**DESCRIPTION OF THE TASK**
Copy each line holding the string "detached".

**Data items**
+++

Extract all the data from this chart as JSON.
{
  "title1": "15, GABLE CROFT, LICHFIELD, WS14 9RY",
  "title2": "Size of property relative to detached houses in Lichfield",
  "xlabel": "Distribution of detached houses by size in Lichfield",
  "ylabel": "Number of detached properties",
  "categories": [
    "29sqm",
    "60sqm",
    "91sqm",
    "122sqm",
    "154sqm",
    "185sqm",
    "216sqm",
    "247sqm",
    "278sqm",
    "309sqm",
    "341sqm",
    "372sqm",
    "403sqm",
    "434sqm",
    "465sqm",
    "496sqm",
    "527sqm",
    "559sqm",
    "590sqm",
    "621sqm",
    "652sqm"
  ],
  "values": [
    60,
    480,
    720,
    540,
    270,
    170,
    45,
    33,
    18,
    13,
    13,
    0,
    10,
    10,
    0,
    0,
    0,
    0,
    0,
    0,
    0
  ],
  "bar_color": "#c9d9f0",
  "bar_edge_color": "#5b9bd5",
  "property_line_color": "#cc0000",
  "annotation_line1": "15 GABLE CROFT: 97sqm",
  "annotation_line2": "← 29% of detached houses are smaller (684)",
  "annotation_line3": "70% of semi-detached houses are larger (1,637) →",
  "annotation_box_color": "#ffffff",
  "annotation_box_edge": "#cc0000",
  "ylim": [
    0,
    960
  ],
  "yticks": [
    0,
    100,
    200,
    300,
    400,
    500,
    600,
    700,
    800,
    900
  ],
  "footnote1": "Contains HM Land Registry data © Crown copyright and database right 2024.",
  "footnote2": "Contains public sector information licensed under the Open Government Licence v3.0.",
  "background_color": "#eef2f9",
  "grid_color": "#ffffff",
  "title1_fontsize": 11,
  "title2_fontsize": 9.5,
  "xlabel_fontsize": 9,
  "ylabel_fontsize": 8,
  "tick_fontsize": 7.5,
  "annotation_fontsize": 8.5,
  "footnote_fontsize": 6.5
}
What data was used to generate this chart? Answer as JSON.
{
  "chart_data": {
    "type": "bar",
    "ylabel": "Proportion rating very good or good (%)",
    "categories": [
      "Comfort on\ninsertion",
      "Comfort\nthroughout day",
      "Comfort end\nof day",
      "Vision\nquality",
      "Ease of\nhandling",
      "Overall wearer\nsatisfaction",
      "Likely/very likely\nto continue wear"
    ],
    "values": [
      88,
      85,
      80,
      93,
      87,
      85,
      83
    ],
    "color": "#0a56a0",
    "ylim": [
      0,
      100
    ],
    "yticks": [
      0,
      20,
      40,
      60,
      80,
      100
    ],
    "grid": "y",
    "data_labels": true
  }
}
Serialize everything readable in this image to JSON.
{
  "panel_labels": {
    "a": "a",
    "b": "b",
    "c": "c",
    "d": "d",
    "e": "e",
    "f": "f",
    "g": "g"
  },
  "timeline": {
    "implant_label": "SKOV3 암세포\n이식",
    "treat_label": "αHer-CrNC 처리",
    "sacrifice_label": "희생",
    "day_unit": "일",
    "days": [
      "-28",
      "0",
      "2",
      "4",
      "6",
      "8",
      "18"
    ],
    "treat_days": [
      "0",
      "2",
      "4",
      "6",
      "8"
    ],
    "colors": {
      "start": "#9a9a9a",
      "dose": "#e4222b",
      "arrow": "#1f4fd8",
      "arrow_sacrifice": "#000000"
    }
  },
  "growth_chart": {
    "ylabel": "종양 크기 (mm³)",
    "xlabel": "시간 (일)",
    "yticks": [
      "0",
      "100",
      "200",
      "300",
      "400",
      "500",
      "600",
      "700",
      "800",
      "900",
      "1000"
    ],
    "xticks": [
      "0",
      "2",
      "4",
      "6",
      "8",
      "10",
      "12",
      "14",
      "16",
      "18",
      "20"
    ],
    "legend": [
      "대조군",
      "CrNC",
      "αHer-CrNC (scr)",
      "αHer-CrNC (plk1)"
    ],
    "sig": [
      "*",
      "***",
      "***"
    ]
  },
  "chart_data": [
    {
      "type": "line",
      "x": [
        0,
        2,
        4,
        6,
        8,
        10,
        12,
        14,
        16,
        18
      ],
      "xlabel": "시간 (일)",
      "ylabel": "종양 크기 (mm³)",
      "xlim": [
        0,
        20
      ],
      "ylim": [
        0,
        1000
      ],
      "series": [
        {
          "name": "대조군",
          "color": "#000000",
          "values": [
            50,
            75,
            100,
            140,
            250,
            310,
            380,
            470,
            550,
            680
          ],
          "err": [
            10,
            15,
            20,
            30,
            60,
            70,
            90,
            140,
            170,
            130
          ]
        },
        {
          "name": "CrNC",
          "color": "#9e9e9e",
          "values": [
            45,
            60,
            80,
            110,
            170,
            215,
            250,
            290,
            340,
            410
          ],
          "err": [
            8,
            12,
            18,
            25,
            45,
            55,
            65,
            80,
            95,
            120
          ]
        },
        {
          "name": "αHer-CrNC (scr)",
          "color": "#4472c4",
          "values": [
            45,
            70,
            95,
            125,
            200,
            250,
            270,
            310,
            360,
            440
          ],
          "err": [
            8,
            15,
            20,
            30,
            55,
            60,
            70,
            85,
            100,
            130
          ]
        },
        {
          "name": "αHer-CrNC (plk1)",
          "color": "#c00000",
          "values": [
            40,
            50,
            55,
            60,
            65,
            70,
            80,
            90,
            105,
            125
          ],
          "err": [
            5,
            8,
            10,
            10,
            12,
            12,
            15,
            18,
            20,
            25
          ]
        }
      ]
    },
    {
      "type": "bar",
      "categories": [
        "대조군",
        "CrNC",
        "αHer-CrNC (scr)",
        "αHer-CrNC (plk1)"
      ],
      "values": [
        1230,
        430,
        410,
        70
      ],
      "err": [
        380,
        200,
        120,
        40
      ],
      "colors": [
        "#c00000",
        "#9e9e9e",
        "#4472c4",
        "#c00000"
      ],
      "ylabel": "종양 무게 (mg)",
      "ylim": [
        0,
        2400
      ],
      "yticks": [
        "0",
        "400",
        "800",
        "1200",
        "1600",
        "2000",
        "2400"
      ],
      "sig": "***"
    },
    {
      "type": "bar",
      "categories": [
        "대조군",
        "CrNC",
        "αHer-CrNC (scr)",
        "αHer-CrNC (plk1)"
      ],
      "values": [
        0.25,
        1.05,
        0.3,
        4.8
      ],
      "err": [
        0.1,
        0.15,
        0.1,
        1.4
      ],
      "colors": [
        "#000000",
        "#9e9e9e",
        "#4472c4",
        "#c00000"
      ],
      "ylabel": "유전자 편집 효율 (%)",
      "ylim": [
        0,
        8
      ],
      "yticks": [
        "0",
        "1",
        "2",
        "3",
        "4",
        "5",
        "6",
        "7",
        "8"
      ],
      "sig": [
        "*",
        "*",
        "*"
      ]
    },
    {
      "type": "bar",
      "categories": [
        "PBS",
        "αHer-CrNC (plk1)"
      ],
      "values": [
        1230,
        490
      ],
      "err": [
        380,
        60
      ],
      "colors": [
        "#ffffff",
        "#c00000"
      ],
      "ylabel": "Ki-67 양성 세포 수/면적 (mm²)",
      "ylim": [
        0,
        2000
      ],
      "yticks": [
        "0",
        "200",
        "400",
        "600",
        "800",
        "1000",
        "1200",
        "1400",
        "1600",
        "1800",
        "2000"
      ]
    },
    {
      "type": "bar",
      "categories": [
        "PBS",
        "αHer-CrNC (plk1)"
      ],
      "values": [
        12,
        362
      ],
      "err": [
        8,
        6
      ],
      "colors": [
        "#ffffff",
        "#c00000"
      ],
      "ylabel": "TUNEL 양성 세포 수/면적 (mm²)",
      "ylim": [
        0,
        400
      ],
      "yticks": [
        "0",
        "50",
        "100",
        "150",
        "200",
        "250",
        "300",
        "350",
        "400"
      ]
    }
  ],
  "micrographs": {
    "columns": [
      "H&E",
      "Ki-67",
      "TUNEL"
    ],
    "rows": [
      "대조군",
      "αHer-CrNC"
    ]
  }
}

+++

**THE REPLY**
  "title2": "Size of property relative to detached houses in Lichfield",
  "xlabel": "Distribution of detached houses by size in Lichfield",
  "ylabel": "Number of detached properties",
  "annotation_line2": "← 29% of detached houses are smaller (684)",
  "annotation_line3": "70% of semi-detached houses are larger (1,637) →",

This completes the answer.